▶ WHAT IS EXPECTED:
Go through the listing and copy each line with the string "Outlier".

--- Start of DATASET ENTRIES ---

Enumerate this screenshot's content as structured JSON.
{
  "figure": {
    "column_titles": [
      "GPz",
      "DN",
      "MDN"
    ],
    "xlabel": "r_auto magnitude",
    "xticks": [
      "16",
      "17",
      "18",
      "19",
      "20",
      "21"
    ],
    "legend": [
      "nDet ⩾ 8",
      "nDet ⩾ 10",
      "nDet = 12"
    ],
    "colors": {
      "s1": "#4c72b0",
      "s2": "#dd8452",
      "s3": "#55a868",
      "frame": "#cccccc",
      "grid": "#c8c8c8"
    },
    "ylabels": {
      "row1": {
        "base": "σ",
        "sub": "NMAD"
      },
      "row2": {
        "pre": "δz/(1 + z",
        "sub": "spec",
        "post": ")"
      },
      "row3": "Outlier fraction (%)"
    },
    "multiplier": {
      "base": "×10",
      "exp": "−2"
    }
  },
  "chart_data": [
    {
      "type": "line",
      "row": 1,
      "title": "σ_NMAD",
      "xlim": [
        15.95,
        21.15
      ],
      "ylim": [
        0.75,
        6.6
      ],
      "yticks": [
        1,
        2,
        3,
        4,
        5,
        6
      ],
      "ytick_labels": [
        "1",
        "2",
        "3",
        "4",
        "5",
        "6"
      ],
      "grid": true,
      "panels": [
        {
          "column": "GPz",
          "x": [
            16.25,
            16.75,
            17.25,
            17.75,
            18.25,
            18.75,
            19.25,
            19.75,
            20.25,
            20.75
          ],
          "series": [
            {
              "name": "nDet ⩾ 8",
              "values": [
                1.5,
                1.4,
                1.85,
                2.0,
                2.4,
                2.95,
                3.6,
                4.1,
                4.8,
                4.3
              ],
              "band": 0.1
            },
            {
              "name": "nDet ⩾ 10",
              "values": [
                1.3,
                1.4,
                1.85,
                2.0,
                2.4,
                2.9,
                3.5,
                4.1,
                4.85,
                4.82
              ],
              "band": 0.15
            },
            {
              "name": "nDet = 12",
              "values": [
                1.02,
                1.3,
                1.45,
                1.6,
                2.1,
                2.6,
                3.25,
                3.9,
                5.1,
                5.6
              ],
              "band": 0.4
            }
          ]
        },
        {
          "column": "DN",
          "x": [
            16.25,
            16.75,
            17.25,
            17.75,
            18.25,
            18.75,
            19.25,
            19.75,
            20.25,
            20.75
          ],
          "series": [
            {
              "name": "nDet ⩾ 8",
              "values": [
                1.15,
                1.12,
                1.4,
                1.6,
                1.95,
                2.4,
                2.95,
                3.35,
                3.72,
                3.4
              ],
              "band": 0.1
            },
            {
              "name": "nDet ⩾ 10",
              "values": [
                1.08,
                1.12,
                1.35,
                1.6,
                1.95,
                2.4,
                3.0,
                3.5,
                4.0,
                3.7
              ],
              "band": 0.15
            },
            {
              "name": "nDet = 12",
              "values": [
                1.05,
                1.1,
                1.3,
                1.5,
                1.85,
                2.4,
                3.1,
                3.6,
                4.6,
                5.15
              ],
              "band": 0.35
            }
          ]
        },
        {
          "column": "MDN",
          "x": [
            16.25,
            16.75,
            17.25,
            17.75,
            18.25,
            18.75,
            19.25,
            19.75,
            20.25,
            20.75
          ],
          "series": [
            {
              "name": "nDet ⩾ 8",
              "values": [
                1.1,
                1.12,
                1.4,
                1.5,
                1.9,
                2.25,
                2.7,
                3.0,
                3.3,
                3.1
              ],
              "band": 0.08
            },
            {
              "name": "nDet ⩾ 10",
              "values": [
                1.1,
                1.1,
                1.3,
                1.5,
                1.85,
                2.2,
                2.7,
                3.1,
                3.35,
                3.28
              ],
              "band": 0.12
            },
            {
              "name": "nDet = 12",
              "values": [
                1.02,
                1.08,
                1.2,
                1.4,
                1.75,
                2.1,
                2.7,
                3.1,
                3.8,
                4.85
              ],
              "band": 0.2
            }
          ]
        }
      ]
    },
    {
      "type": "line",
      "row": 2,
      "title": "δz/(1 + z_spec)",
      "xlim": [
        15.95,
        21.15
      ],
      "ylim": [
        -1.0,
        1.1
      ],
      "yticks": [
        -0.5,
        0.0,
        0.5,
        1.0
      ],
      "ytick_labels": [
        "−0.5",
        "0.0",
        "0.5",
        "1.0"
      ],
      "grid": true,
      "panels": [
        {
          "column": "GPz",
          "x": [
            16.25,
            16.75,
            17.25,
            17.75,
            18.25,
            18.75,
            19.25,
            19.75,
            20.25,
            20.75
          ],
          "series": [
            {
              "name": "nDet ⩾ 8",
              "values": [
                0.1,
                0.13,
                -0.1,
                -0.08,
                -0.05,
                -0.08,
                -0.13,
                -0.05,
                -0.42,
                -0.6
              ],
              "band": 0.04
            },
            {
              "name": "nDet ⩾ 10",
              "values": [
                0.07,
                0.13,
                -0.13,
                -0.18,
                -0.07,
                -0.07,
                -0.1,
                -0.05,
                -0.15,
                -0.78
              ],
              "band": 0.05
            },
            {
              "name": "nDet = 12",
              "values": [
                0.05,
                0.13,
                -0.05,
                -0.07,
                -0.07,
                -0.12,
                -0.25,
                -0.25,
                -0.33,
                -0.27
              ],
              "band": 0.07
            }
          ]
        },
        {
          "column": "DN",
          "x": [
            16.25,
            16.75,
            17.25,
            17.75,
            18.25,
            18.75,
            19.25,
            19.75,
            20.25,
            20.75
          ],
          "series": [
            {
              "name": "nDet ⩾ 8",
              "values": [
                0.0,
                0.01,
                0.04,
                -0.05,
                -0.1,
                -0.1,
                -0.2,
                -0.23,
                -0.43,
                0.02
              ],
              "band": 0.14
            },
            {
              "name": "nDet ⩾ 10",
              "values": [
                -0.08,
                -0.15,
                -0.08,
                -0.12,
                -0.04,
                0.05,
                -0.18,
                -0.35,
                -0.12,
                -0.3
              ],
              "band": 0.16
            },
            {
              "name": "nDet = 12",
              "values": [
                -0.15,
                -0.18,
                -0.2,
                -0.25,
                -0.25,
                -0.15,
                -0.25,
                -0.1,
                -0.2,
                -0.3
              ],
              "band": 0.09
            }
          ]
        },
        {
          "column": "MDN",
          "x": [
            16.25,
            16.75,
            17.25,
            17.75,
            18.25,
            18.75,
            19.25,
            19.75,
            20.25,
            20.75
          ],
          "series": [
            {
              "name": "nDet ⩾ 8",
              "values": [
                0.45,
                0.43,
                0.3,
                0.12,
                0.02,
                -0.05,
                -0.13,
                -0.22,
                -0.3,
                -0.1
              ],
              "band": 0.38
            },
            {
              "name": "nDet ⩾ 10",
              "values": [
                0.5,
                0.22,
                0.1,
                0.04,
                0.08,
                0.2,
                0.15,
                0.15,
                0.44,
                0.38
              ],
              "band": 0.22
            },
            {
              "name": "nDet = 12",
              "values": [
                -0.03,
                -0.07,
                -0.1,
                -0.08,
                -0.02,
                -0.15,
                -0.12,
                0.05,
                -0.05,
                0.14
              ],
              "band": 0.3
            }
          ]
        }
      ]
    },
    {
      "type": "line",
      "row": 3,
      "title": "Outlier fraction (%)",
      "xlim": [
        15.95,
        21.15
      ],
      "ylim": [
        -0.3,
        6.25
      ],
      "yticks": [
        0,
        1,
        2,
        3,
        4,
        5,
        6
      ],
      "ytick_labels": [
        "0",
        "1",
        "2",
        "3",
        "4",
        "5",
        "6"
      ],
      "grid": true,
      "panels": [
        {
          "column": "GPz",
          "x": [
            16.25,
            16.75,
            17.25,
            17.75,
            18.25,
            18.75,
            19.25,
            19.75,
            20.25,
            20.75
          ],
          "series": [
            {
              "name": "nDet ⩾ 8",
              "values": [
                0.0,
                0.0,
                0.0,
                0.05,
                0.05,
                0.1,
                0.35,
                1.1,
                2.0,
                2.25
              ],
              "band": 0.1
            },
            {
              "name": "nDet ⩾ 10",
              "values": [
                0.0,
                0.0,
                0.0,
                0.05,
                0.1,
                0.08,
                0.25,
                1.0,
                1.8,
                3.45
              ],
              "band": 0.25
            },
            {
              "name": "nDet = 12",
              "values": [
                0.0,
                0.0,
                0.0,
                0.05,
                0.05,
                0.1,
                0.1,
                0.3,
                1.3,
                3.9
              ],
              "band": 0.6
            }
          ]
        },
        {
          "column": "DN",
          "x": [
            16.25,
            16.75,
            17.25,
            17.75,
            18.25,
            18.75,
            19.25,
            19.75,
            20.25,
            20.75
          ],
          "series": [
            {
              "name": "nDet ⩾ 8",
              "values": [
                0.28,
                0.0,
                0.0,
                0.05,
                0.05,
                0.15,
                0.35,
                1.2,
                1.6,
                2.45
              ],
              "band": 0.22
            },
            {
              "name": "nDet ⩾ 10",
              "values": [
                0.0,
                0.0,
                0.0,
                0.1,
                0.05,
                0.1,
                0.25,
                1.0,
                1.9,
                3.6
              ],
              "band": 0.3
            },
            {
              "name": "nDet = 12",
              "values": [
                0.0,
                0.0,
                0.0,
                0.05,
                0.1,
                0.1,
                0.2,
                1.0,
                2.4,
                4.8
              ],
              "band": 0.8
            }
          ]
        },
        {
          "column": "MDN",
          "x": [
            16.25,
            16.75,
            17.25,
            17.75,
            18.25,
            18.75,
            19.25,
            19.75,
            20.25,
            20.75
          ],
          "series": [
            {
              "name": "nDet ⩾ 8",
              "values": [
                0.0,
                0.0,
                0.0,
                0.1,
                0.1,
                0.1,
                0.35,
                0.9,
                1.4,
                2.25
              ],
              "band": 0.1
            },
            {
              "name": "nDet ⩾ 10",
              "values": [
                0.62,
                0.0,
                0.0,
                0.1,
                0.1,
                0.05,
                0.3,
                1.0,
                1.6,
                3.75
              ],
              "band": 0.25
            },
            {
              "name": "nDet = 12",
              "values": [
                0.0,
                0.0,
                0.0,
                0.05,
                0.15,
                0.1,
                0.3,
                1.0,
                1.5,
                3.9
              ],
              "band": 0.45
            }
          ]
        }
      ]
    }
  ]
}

--- End of DATASET ENTRIES ---

▶ THE RESPONSE:
      "row3": "Outlier fraction (%)"
      "title": "Outlier fraction (%)",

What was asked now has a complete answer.